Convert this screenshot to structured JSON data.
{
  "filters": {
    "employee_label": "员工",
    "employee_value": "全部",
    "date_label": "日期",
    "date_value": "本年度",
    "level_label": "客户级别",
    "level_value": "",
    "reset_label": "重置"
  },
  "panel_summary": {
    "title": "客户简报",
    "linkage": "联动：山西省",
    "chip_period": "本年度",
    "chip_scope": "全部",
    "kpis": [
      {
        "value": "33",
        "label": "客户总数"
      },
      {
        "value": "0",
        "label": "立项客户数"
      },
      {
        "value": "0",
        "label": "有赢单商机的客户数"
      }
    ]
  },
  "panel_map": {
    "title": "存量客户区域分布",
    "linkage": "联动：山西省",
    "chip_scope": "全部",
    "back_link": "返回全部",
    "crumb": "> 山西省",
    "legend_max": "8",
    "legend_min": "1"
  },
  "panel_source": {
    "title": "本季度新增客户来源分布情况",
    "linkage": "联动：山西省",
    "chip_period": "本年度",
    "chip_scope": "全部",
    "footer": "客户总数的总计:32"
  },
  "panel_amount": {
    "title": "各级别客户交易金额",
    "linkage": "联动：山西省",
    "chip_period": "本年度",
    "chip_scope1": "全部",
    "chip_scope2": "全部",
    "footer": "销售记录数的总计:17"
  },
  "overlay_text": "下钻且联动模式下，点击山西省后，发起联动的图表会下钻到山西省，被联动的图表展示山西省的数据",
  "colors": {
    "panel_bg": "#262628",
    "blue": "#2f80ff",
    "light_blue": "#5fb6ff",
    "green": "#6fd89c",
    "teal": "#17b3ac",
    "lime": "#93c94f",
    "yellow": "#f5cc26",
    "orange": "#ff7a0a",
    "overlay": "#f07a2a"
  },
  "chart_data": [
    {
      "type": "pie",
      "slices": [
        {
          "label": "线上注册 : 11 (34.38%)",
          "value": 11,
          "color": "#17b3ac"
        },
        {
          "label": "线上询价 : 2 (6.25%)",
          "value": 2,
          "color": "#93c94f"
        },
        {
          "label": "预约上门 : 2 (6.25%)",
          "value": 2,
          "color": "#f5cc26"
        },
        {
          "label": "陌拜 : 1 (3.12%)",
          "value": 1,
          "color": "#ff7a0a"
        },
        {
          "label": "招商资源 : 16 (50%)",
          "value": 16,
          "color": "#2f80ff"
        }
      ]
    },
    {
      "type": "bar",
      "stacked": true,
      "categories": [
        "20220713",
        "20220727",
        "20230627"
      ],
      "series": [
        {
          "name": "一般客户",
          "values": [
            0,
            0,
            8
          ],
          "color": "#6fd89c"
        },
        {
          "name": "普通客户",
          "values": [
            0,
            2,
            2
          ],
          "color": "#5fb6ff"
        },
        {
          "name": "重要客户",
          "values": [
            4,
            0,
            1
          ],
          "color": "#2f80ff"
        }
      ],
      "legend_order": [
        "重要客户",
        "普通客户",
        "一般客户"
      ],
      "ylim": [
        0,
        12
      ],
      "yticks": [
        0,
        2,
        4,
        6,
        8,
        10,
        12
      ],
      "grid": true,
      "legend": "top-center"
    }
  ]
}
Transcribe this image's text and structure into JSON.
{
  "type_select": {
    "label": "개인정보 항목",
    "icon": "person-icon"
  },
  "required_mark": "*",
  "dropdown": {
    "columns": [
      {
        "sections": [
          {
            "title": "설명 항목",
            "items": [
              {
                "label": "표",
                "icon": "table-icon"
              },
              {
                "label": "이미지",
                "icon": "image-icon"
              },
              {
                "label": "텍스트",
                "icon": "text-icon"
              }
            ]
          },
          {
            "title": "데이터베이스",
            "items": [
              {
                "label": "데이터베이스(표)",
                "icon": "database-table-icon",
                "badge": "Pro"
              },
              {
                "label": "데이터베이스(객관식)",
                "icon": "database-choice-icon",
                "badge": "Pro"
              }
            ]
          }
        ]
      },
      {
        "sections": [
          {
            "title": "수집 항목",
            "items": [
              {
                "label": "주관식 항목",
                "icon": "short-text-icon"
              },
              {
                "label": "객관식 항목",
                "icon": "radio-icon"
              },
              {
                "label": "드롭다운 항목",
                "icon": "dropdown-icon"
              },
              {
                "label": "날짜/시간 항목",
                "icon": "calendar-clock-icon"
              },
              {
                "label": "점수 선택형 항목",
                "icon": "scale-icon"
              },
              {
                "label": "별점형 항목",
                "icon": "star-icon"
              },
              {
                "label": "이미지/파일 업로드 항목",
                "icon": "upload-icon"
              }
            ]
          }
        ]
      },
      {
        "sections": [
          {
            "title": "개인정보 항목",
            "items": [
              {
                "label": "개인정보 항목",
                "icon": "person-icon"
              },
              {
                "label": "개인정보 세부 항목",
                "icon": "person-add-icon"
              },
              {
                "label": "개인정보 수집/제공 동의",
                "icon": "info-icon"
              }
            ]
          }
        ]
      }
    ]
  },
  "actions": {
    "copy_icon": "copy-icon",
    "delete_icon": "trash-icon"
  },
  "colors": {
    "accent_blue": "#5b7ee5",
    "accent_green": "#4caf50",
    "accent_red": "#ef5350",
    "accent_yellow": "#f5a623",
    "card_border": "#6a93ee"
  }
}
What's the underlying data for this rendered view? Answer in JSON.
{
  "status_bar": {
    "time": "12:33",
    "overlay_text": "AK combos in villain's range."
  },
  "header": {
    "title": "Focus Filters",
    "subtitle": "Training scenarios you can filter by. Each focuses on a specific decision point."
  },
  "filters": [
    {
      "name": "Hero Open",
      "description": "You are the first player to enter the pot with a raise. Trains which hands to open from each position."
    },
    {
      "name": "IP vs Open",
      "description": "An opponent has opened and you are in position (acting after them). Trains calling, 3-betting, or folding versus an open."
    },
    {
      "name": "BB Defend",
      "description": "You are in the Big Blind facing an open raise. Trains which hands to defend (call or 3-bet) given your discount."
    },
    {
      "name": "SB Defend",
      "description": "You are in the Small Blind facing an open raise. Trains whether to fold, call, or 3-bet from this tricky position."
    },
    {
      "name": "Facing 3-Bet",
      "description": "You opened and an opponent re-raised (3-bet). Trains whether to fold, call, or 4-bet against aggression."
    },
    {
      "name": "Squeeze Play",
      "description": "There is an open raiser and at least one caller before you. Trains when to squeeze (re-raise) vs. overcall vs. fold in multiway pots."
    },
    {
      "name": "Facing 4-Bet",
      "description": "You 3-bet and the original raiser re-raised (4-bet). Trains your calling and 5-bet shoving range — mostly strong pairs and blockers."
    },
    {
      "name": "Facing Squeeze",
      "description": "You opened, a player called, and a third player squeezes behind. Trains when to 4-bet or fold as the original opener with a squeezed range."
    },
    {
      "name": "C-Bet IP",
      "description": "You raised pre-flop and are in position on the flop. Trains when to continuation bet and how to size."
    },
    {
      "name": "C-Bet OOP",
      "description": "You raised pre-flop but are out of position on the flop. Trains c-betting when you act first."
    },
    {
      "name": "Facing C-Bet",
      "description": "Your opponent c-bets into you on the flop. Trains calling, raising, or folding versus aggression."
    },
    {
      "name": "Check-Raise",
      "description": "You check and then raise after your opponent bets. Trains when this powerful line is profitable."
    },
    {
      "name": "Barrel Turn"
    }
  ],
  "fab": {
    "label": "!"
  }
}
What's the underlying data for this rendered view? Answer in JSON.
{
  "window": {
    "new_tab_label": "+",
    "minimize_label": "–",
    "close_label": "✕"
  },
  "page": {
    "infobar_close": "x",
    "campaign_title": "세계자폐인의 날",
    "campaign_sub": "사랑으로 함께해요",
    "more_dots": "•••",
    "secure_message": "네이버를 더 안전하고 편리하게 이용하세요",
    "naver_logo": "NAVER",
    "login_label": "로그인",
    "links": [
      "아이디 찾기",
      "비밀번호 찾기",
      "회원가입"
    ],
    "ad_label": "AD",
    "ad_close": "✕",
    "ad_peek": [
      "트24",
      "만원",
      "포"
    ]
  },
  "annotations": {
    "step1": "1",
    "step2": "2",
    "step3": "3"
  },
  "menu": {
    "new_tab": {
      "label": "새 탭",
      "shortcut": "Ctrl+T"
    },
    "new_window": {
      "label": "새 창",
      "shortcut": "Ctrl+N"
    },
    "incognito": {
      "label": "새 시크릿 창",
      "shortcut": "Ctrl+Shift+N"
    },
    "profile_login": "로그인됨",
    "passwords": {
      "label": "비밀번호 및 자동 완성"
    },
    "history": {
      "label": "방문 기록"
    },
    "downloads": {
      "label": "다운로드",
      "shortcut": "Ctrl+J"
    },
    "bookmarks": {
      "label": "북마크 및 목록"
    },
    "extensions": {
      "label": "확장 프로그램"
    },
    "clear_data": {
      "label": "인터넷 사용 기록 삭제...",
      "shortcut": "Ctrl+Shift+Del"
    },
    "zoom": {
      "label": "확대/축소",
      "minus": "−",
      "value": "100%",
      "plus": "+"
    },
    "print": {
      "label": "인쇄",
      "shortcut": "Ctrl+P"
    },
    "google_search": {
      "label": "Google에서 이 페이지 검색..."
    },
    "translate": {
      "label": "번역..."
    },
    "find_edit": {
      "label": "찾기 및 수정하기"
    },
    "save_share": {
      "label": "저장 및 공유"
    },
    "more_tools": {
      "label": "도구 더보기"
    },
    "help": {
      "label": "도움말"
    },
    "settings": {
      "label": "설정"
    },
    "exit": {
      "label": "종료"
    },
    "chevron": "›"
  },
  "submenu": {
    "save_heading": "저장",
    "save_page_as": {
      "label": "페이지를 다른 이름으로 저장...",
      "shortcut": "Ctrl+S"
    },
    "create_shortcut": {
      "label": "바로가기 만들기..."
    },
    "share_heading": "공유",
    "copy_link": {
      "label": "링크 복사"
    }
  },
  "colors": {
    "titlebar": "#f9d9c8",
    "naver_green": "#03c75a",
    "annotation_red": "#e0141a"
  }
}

→ **WORK REQUIRED**: Return only those lines of the records that contain the string "whether".

→ **COMPLETE OUTPUT**:
      "description": "You are in the Small Blind facing an open raise. Trains whether to fold, call, or 3-bet from this tricky position."
      "description": "You opened and an opponent re-raised (3-bet). Trains whether to fold, call, or 4-bet against aggression."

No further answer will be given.